▶ [WORK TO DO]: In the listing below, how many lines contain the word "děti"? Please respond with the number only.

▶ [INPUT FOR THIS TASK]:
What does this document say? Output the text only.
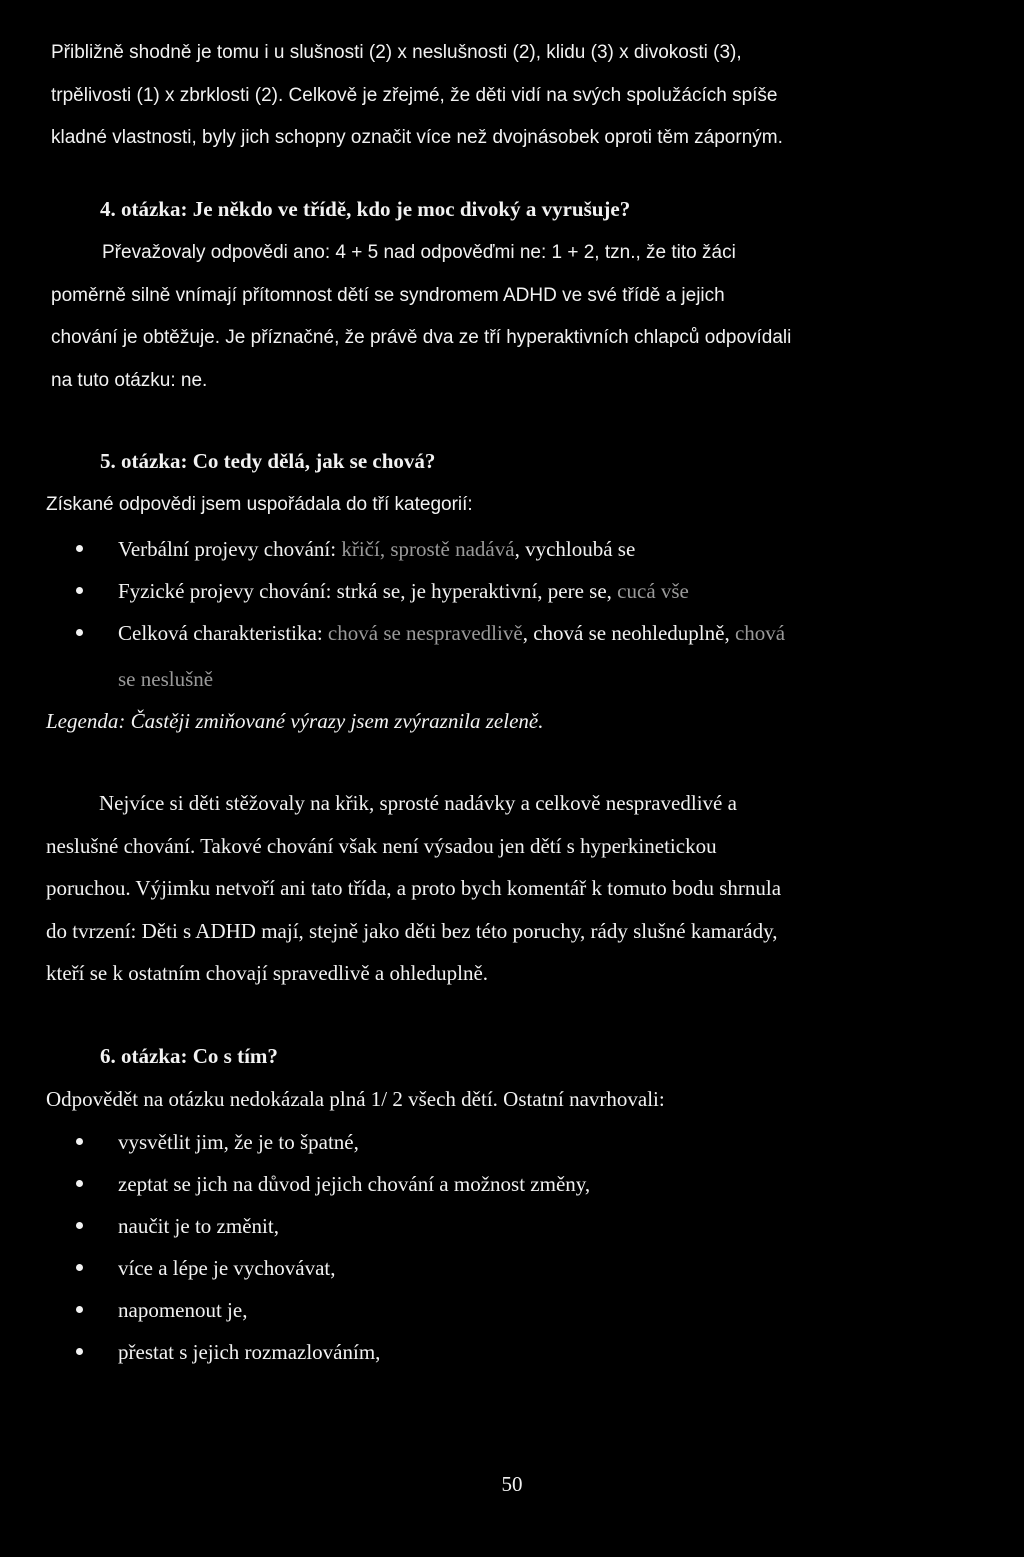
Přibližně shodně je tomu i u slušnosti (2) x neslušnosti (2), klidu (3) x divokosti (3),
trpělivosti (1) x zbrklosti (2). Celkově je zřejmé, že děti vidí na svých spolužácích spíše
kladné vlastnosti, byly jich schopny označit více než dvojnásobek oproti těm záporným.

4. otázka: Je někdo ve třídě, kdo je moc divoký a vyrušuje?

Převažovaly odpovědi ano: 4 + 5 nad odpověďmi ne: 1 + 2, tzn., že tito žáci
poměrně silně vnímají přítomnost dětí se syndromem ADHD ve své třídě a jejich
chování je obtěžuje. Je příznačné, že právě dva ze tří hyperaktivních chlapců odpovídali
na tuto otázku: ne.

5. otázka: Co tedy dělá, jak se chová?

Získané odpovědi jsem uspořádala do tří kategorií:

Verbální projevy chování: křičí, sprostě nadává, vychloubá se
Fyzické projevy chování: strká se, je hyperaktivní, pere se, cucá vše
Celková charakteristika: chová se nespravedlivě, chová se neohleduplně, chová

se neslušně

Legenda: Častěji zmiňované výrazy jsem zvýraznila zeleně.

Nejvíce si děti stěžovaly na křik, sprosté nadávky a celkově nespravedlivé a
neslušné chování. Takové chování však není výsadou jen dětí s hyperkinetickou
poruchou. Výjimku netvoří ani tato třída, a proto bych komentář k tomuto bodu shrnula
do tvrzení: Děti s ADHD mají, stejně jako děti bez této poruchy, rády slušné kamarády,
kteří se k ostatním chovají spravedlivě a ohleduplně.

6. otázka: Co s tím?

Odpovědět na otázku nedokázala plná 1/ 2 všech dětí. Ostatní navrhovali:

vysvětlit jim, že je to špatné,
zeptat se jich na důvod jejich chování a možnost změny,
naučit je to změnit,
více a lépe je vychovávat,
napomenout je,
přestat s jejich rozmazlováním,
50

▶ [FULL RESPONSE]: 3